### Goal
What is the number of lines holding the word "ylabel"? Write that number and nothing else.
>> BEGIN Input for this task
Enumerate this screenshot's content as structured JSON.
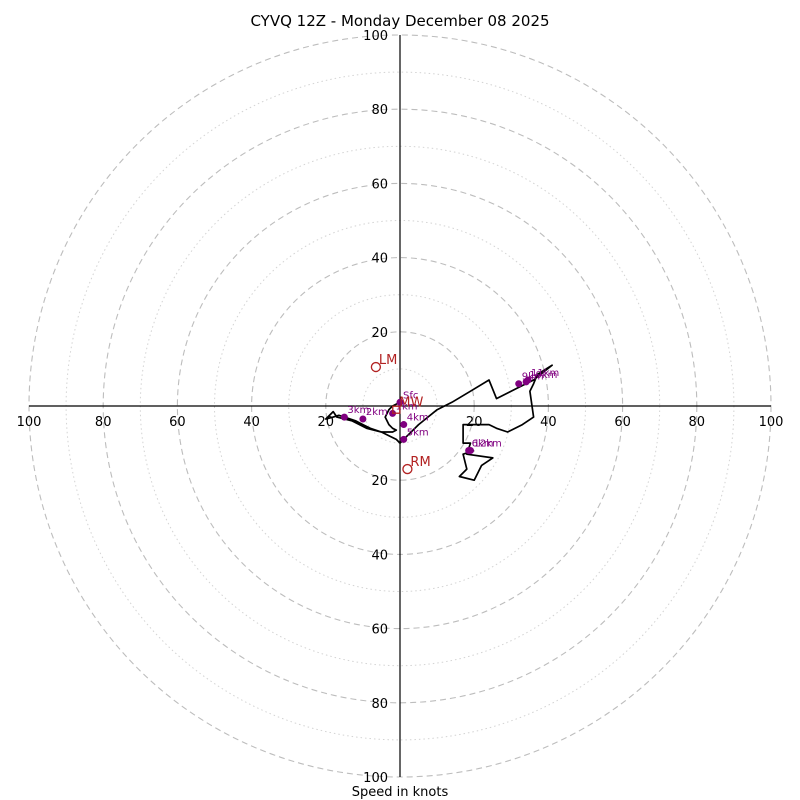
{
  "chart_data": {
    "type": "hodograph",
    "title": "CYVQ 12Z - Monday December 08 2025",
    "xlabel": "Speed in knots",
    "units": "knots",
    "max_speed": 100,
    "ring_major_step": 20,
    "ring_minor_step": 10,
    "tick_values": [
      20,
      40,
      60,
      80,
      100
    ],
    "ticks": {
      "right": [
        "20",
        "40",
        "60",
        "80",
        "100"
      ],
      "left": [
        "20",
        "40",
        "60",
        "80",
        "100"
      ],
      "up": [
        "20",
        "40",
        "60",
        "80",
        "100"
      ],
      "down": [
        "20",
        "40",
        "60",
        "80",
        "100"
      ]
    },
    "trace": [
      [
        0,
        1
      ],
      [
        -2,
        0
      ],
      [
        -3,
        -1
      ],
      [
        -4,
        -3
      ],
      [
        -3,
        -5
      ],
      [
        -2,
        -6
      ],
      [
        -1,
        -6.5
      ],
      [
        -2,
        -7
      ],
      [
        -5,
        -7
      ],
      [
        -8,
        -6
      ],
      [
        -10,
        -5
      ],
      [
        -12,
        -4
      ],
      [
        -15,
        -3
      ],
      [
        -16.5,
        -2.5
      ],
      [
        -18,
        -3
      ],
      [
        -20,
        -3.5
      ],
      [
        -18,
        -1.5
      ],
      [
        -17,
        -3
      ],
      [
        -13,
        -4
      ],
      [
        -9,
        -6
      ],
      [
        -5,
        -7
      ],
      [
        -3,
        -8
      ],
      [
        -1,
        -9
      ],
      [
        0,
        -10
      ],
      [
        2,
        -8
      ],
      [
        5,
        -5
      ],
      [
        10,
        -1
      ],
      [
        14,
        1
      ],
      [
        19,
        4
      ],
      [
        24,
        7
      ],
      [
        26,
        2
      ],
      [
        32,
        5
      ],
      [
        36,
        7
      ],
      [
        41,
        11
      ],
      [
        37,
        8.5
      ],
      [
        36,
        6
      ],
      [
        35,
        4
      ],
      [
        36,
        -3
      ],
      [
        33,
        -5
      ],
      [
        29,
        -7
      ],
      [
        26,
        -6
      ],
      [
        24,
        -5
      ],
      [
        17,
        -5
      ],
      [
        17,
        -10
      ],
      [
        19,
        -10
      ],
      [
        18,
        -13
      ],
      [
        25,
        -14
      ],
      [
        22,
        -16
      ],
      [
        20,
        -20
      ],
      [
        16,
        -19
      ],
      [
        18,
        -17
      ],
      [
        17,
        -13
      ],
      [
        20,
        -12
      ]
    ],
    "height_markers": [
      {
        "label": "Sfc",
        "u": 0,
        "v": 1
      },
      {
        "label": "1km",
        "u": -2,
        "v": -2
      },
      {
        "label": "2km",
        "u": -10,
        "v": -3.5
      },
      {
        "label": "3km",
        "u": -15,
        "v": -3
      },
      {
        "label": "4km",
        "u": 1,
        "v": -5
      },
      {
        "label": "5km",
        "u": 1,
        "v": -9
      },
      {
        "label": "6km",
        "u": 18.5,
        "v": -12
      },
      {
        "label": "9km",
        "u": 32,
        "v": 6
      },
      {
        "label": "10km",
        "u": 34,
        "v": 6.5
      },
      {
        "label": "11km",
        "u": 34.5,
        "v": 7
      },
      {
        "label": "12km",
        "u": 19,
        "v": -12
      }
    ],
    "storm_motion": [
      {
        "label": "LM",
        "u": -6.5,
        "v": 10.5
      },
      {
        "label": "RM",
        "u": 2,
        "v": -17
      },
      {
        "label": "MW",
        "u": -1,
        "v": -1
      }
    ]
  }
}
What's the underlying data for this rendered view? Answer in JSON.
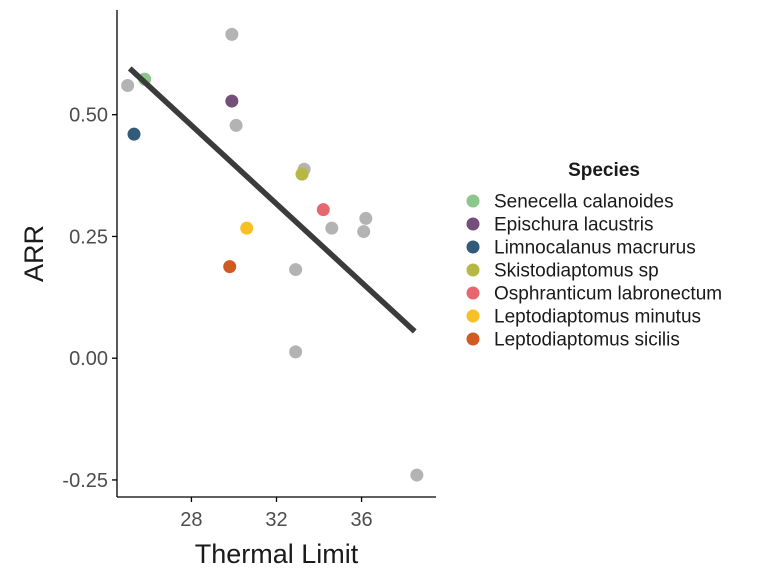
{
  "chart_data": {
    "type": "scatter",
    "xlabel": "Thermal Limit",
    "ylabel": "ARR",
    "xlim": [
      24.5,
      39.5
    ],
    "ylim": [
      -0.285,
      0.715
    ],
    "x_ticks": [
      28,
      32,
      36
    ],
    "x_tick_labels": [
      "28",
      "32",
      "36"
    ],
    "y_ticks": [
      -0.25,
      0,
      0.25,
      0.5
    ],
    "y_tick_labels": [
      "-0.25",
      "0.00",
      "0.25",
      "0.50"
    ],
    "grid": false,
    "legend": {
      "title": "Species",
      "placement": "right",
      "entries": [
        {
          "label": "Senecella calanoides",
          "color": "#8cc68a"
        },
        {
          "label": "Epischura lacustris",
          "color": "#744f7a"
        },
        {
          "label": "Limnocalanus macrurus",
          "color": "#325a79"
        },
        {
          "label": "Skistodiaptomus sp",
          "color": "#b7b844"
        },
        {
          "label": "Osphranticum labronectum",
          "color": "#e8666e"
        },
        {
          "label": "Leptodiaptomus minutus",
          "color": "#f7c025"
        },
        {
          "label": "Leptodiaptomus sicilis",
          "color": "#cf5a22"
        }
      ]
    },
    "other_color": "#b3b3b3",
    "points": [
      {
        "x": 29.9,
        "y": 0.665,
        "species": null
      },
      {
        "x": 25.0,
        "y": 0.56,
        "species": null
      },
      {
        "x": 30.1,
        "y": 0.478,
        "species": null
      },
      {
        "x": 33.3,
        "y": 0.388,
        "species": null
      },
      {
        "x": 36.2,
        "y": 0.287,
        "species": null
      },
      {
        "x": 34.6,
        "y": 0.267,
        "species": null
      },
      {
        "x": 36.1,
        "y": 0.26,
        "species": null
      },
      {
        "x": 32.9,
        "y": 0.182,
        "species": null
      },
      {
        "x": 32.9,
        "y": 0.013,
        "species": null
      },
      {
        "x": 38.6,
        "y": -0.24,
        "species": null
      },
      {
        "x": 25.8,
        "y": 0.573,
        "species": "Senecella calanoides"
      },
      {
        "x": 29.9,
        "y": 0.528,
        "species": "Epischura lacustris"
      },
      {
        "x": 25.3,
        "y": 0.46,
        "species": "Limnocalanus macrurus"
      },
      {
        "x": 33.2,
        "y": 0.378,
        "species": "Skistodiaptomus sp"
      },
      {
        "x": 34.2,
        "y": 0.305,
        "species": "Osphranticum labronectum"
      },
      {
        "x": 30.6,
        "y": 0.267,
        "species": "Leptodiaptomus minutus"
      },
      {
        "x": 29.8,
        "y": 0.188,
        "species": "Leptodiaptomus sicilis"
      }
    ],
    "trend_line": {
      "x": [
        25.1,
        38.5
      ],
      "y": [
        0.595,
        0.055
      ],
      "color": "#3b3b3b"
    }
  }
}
>> END Input for this task
>> BEGIN Input for this task
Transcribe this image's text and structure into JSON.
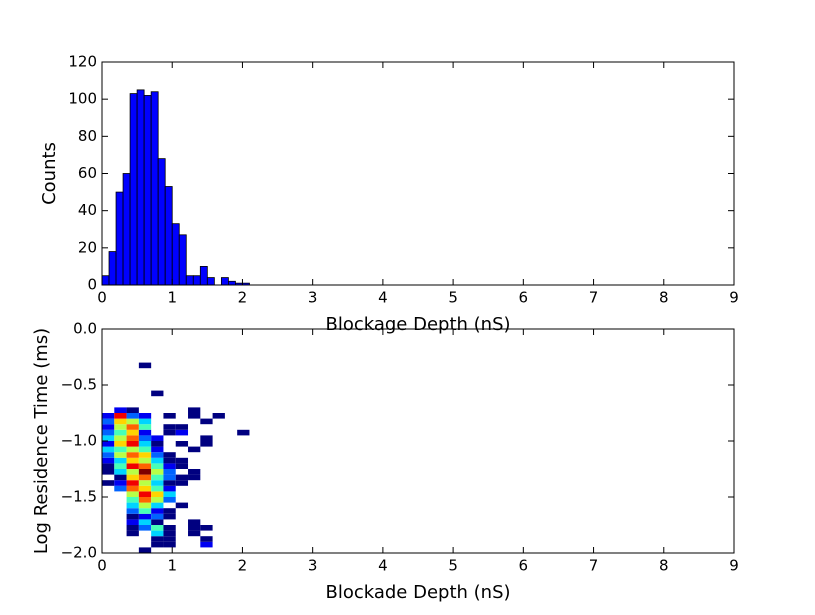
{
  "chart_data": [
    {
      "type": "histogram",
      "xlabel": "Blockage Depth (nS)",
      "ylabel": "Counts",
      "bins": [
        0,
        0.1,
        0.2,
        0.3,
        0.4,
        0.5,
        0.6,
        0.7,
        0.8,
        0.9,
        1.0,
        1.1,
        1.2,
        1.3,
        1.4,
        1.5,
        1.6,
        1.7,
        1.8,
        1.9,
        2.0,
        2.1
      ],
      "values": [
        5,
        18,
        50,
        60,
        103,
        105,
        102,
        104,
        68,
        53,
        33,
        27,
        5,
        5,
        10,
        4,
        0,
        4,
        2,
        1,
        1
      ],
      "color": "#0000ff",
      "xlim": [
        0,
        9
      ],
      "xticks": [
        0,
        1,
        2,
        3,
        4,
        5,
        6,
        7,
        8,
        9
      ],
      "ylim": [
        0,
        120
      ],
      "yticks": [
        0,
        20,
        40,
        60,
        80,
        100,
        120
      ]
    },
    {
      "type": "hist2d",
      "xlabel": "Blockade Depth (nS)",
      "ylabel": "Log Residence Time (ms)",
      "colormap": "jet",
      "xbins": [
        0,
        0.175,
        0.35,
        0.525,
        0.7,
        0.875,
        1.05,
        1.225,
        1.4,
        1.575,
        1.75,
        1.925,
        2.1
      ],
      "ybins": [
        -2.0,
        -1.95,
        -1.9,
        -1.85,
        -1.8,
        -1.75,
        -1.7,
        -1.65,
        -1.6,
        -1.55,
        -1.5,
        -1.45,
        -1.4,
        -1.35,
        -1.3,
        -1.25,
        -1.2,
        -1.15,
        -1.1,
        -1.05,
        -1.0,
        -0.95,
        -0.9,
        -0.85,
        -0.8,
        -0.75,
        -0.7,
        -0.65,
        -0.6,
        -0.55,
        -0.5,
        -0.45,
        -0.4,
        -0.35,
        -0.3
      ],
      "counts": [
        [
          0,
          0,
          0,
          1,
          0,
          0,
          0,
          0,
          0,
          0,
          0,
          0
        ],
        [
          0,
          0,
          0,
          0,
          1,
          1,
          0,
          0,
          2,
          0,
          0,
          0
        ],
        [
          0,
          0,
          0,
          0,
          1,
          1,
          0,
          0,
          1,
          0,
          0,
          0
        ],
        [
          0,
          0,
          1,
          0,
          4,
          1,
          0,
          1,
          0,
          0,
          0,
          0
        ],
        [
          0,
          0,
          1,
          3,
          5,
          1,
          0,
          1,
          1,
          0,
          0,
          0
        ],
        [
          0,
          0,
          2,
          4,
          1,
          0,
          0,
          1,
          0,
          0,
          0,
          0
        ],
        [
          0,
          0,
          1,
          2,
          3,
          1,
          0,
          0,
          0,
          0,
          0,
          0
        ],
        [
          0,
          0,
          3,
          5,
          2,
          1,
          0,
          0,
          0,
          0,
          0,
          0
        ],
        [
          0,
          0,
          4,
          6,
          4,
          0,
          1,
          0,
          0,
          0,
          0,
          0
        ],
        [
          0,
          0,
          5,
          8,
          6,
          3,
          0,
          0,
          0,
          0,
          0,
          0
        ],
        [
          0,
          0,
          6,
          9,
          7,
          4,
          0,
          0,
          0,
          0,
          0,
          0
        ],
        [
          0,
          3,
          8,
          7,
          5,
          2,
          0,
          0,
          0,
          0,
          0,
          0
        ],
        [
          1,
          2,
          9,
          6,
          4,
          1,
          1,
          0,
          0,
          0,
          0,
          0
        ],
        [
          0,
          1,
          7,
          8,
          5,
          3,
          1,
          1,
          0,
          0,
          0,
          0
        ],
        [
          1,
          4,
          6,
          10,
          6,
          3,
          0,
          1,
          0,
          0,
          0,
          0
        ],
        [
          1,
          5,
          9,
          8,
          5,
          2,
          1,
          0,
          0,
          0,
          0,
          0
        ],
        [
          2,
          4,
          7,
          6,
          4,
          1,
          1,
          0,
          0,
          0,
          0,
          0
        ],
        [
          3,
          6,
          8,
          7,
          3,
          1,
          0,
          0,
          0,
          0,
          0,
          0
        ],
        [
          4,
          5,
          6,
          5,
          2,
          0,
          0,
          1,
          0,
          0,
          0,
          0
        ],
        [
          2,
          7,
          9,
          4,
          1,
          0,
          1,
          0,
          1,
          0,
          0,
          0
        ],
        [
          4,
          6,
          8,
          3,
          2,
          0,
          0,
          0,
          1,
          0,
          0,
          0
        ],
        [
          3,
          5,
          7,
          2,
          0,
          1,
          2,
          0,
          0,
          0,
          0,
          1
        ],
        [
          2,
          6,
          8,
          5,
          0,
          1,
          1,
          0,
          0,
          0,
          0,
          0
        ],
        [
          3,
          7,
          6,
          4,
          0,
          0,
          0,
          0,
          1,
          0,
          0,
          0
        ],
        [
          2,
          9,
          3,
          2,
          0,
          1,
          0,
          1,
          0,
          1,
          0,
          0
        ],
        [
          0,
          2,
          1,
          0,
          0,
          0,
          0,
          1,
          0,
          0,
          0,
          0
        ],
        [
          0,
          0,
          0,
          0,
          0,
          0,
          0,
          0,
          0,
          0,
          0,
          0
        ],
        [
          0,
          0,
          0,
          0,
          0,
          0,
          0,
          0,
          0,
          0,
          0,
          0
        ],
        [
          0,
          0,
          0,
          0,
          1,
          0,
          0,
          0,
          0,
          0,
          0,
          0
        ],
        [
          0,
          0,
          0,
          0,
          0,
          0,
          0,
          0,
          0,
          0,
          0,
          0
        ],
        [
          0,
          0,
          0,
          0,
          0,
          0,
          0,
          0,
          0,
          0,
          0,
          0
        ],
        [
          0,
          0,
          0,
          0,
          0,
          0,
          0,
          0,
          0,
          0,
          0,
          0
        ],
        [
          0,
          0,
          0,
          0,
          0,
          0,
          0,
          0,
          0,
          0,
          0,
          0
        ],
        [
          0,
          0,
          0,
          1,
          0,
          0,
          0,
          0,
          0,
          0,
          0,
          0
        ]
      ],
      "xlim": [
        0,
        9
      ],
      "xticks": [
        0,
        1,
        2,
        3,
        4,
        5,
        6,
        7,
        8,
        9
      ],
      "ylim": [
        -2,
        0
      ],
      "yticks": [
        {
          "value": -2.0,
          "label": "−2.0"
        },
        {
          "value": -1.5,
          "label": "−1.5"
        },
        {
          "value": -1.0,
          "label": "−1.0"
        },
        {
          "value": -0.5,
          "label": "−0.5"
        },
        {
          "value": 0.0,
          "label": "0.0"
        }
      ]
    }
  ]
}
>> END Input for this task
### Reply to the task
3